▶ [INSTRUCTIONS FOR THE TASK] Find every line containing the word "сервисом" in the records below; report only how many there are.

+ + +

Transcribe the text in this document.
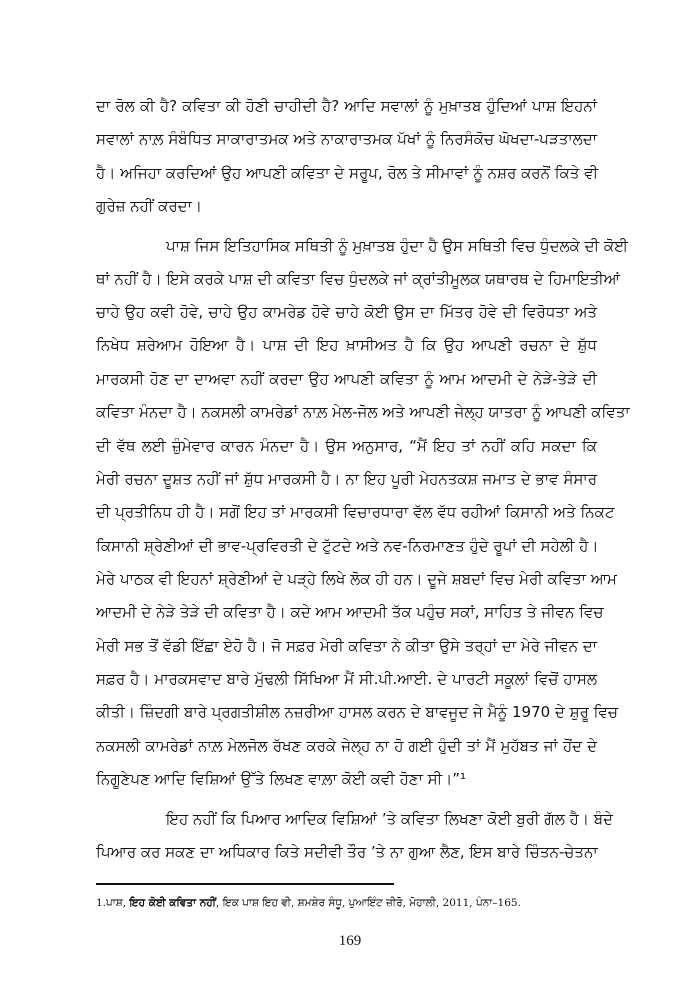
ਦਾ ਰੋਲ ਕੀ ਹੈ? ਕਵਿਤਾ ਕੀ ਹੋਣੀ ਚਾਹੀਦੀ ਹੈ? ਆਦਿ ਸਵਾਲਾਂ ਨੂੰ ਮੁਖ਼ਾਤਬ ਹੁੰਦਿਆਂ ਪਾਸ਼ ਇਹਨਾਂ
ਸਵਾਲਾਂ ਨਾਲ਼ ਸੰਬੰਧਿਤ ਸਾਕਾਰਾਤਮਕ ਅਤੇ ਨਾਕਾਰਾਤਮਕ ਪੱਖਾਂ ਨੂੰ ਨਿਰਸੰਕੋਚ ਘੋਖਦਾ-ਪੜਤਾਲਦਾ
ਹੈ। ਅਜਿਹਾ ਕਰਦਿਆਂ ਉਹ ਆਪਣੀ ਕਵਿਤਾ ਦੇ ਸਰੂਪ, ਰੋਲ ਤੇ ਸੀਮਾਵਾਂ ਨੂੰ ਨਸ਼ਰ ਕਰਨੋਂ ਕਿਤੇ ਵੀ
ਗੁਰੇਜ਼ ਨਹੀਂ ਕਰਦਾ।
ਪਾਸ਼ ਜਿਸ ਇਤਿਹਾਸਿਕ ਸਥਿਤੀ ਨੂੰ ਮੁਖ਼ਾਤਬ ਹੁੰਦਾ ਹੈ ਉਸ ਸਥਿਤੀ ਵਿਚ ਧੁੰਦਲਕੇ ਦੀ ਕੋਈ
ਥਾਂ ਨਹੀਂ ਹੈ। ਇਸੇ ਕਰਕੇ ਪਾਸ਼ ਦੀ ਕਵਿਤਾ ਵਿਚ ਧੁੰਦਲਕੇ ਜਾਂ ਕ੍ਰਾਂਤੀਮੂਲਕ ਯਥਾਰਥ ਦੇ ਹਿਮਾਇਤੀਆਂ
ਚਾਹੇ ਉਹ ਕਵੀ ਹੋਵੇ, ਚਾਹੇ ਉਹ ਕਾਮਰੇਡ ਹੋਵੇ ਚਾਹੇ ਕੋਈ ਉਸ ਦਾ ਮਿੱਤਰ ਹੋਵੇ ਦੀ ਵਿਰੋਧਤਾ ਅਤੇ
ਨਿਖੇਧ ਸ਼ਰੇਆਮ ਹੋਇਆ ਹੈ। ਪਾਸ਼ ਦੀ ਇਹ ਖ਼ਾਸੀਅਤ ਹੈ ਕਿ ਉਹ ਆਪਣੀ ਰਚਨਾ ਦੇ ਸ਼ੁੱਧ
ਮਾਰਕਸੀ ਹੋਣ ਦਾ ਦਾਅਵਾ ਨਹੀਂ ਕਰਦਾ ਉਹ ਆਪਣੀ ਕਵਿਤਾ ਨੂੰ ਆਮ ਆਦਮੀ ਦੇ ਨੇੜੇ-ਤੇੜੇ ਦੀ
ਕਵਿਤਾ ਮੰਨਦਾ ਹੈ। ਨਕਸਲੀ ਕਾਮਰੇਡਾਂ ਨਾਲ਼ ਮੇਲ-ਜੋਲ ਅਤੇ ਆਪਣੀ ਜੇਲ੍ਹ ਯਾਤਰਾ ਨੂੰ ਆਪਣੀ ਕਵਿਤਾ
ਦੀ ਵੱਥ ਲਈ ਜ਼ੁੰਮੇਵਾਰ ਕਾਰਨ ਮੰਨਦਾ ਹੈ। ਉਸ ਅਨੁਸਾਰ, “ਮੈਂ ਇਹ ਤਾਂ ਨਹੀਂ ਕਹਿ ਸਕਦਾ ਕਿ
ਮੇਰੀ ਰਚਨਾ ਦੂਸ਼ਤ ਨਹੀਂ ਜਾਂ ਸ਼ੁੱਧ ਮਾਰਕਸੀ ਹੈ। ਨਾ ਇਹ ਪੂਰੀ ਮੇਹਨਤਕਸ਼ ਜਮਾਤ ਦੇ ਭਾਵ ਸੰਸਾਰ
ਦੀ ਪ੍ਰਤੀਨਿਧ ਹੀ ਹੈ। ਸਗੋਂ ਇਹ ਤਾਂ ਮਾਰਕਸੀ ਵਿਚਾਰਧਾਰਾ ਵੱਲ ਵੱਧ ਰਹੀਆਂ ਕਿਸਾਨੀ ਅਤੇ ਨਿਕਟ
ਕਿਸਾਨੀ ਸ਼੍ਰੇਣੀਆਂ ਦੀ ਭਾਵ-ਪ੍ਰਵਿਰਤੀ ਦੇ ਟੁੱਟਦੇ ਅਤੇ ਨਵ-ਨਿਰਮਾਣਤ ਹੁੰਦੇ ਰੂਪਾਂ ਦੀ ਸਹੇਲੀ ਹੈ।
ਮੇਰੇ ਪਾਠਕ ਵੀ ਇਹਨਾਂ ਸ਼੍ਰੇਣੀਆਂ ਦੇ ਪੜ੍ਹੇ ਲਿਖੇ ਲੋਕ ਹੀ ਹਨ। ਦੂਜੇ ਸ਼ਬਦਾਂ ਵਿਚ ਮੇਰੀ ਕਵਿਤਾ ਆਮ
ਆਦਮੀ ਦੇ ਨੇੜੇ ਤੇੜੇ ਦੀ ਕਵਿਤਾ ਹੈ। ਕਦੇ ਆਮ ਆਦਮੀ ਤੱਕ ਪਹੁੰਚ ਸਕਾਂ, ਸਾਹਿਤ ਤੇ ਜੀਵਨ ਵਿਚ
ਮੇਰੀ ਸਭ ਤੋਂ ਵੱਡੀ ਇੱਛਾ ਏਹੋ ਹੈ। ਜੋ ਸਫ਼ਰ ਮੇਰੀ ਕਵਿਤਾ ਨੇ ਕੀਤਾ ਉਸੇ ਤਰ੍ਹਾਂ ਦਾ ਮੇਰੇ ਜੀਵਨ ਦਾ
ਸਫ਼ਰ ਹੈ। ਮਾਰਕਸਵਾਦ ਬਾਰੇ ਮੁੱਢਲੀ ਸਿੱਖਿਆ ਮੈਂ ਸੀ.ਪੀ.ਆਈ. ਦੇ ਪਾਰਟੀ ਸਕੂਲਾਂ ਵਿਚੋਂ ਹਾਸਲ
ਕੀਤੀ। ਜ਼ਿੰਦਗੀ ਬਾਰੇ ਪ੍ਰਗਤੀਸ਼ੀਲ ਨਜ਼ਰੀਆ ਹਾਸਲ ਕਰਨ ਦੇ ਬਾਵਜੂਦ ਜੇ ਮੈਨੂੰ 1970 ਦੇ ਸ਼ੁਰੂ ਵਿਚ
ਨਕਸਲੀ ਕਾਮਰੇਡਾਂ ਨਾਲ਼ ਮੇਲਜੋਲ ਰੱਖਣ ਕਰਕੇ ਜੇਲ੍ਹ ਨਾ ਹੋ ਗਈ ਹੁੰਦੀ ਤਾਂ ਮੈਂ ਮੁਹੱਬਤ ਜਾਂ ਹੋਂਦ ਦੇ
ਨਿਗੂਣੇਪਣ ਆਦਿ ਵਿਸ਼ਿਆਂ ਉੱਤੇ ਲਿਖਣ ਵਾਲ਼ਾ ਕੋਈ ਕਵੀ ਹੋਣਾ ਸੀ।”¹
ਇਹ ਨਹੀਂ ਕਿ ਪਿਆਰ ਆਦਿਕ ਵਿਸ਼ਿਆਂ ’ਤੇ ਕਵਿਤਾ ਲਿਖਣਾ ਕੋਈ ਬੁਰੀ ਗੱਲ ਹੈ। ਬੰਦੇ
ਪਿਆਰ ਕਰ ਸਕਣ ਦਾ ਅਧਿਕਾਰ ਕਿਤੇ ਸਦੀਵੀ ਤੌਰ ’ਤੇ ਨਾ ਗੁਆ ਲੈਣ, ਇਸ ਬਾਰੇ ਚਿੰਤਨ-ਚੇਤਨਾ
1.ਪਾਸ਼, ਇਹ ਕੋਈ ਕਵਿਤਾ ਨਹੀਂ, ਇਕ ਪਾਸ਼ ਇਹ ਵੀ, ਸ਼ਮਸ਼ੇਰ ਸੰਧੂ, ਪੁਆਇੰਟ ਜ਼ੀਰੋ, ਮੋਹਾਲੀ, 2011, ਪੰਨਾ–165.
169
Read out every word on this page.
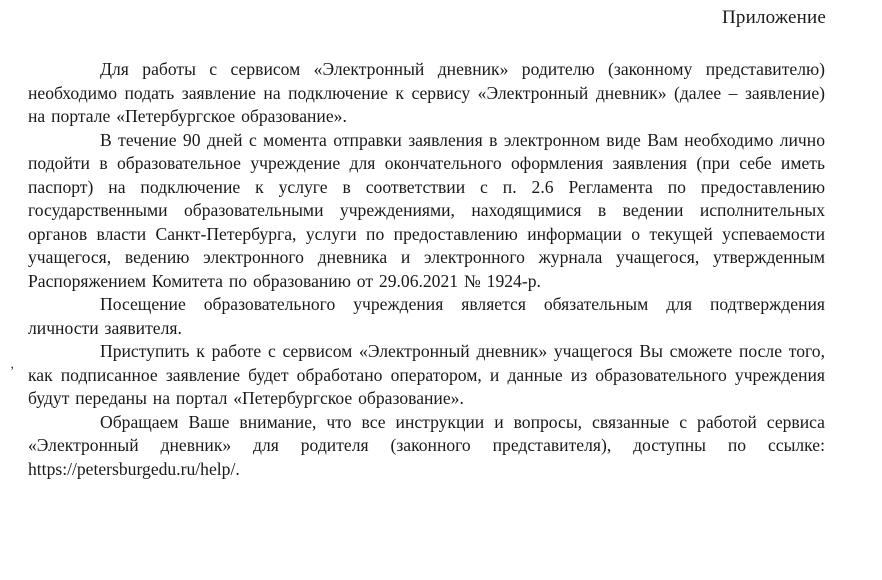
Приложение
,

Для работы с сервисом «Электронный дневник» родителю (законному представителю) необходимо подать заявление на подключение к сервису «Электронный дневник» (далее – заявление) на портале «Петербургское образование».

В течение 90 дней с момента отправки заявления в электронном виде Вам необходимо лично подойти в образовательное учреждение для окончательного оформления заявления (при себе иметь паспорт) на подключение к услуге в соответствии с п. 2.6 Регламента по предоставлению государственными образовательными учреждениями, находящимися в ведении исполнительных органов власти Санкт-Петербурга, услуги по предоставлению информации о текущей успеваемости учащегося, ведению электронного дневника и электронного журнала учащегося, утвержденным Распоряжением Комитета по образованию от 29.06.2021 № 1924-р.

Посещение образовательного учреждения является обязательным для подтверждения личности заявителя.

Приступить к работе с сервисом «Электронный дневник» учащегося Вы сможете после того, как подписанное заявление будет обработано оператором, и данные из образовательного учреждения будут переданы на портал «Петербургское образование».

Обращаем Ваше внимание, что все инструкции и вопросы, связанные с работой сервиса «Электронный дневник» для родителя (законного представителя), доступны по ссылке: https://petersburgedu.ru/help/.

+ + +

▶ [EXERCISE RESULT] 2